Set task: Would it be possible to write out each entry below exactly, without the pictures?

Source records:
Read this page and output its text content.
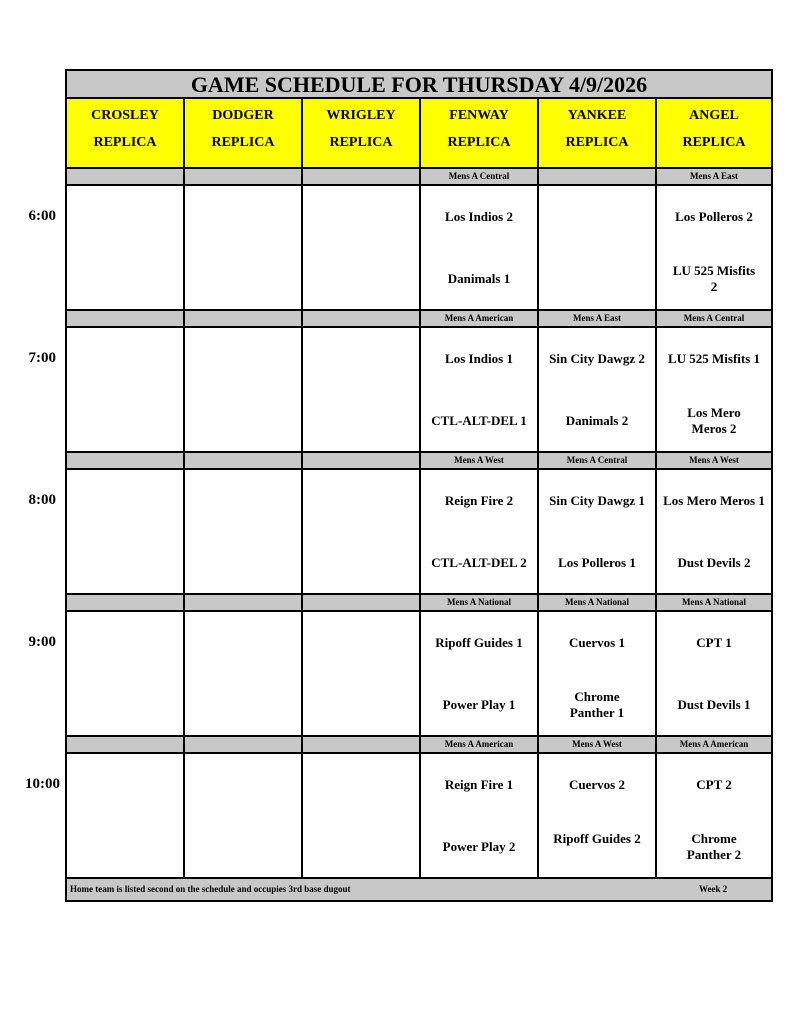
GAME SCHEDULE FOR THURSDAY 4/9/2026
Home team is listed second on the schedule and occupies 3rd base dugout	Week 2
CROSLEY
REPLICA
DODGER
REPLICA
WRIGLEY
REPLICA
FENWAY
REPLICA
YANKEE
REPLICA
ANGEL
REPLICA
Mens A Central
Los Indios 2
Danimals 1
Mens A East
Los Polleros 2
LU 525 Misfits 2
Mens A American
Los Indios 1
CTL-ALT-DEL 1
Mens A East
Sin City Dawgz 2
Danimals 2
Mens A Central
LU 525 Misfits 1
Los Mero Meros 2
Mens A West
Reign Fire 2
CTL-ALT-DEL 2
Mens A Central
Sin City Dawgz 1
Los Polleros 1
Mens A West
Los Mero Meros 1
Dust Devils 2
Mens A National
Ripoff Guides 1
Power Play 1
Mens A National
Cuervos 1
Chrome Panther 1
Mens A National
CPT 1
Dust Devils 1
Mens A American
Reign Fire 1
Power Play 2
Mens A West
Cuervos 2
Ripoff Guides 2
Mens A American
CPT 2
Chrome Panther 2
6:00
7:00
8:00
9:00
10:00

Output of the task:
Read this page and output its text content.
GAME SCHEDULE FOR THURSDAY 4/9/2026
Home team is listed second on the schedule and occupies 3rd base dugout	Week 2
CROSLEY
REPLICA
DODGER
REPLICA
WRIGLEY
REPLICA
FENWAY
REPLICA
YANKEE
REPLICA
ANGEL
REPLICA
Mens A Central
Los Indios 2
Danimals 1
Mens A East
Los Polleros 2
LU 525 Misfits 2
Mens A American
Los Indios 1
CTL-ALT-DEL 1
Mens A East
Sin City Dawgz 2
Danimals 2
Mens A Central
LU 525 Misfits 1
Los Mero Meros 2
Mens A West
Reign Fire 2
CTL-ALT-DEL 2
Mens A Central
Sin City Dawgz 1
Los Polleros 1
Mens A West
Los Mero Meros 1
Dust Devils 2
Mens A National
Ripoff Guides 1
Power Play 1
Mens A National
Cuervos 1
Chrome Panther 1
Mens A National
CPT 1
Dust Devils 1
Mens A American
Reign Fire 1
Power Play 2
Mens A West
Cuervos 2
Ripoff Guides 2
Mens A American
CPT 2
Chrome Panther 2
6:00
7:00
8:00
9:00
10:00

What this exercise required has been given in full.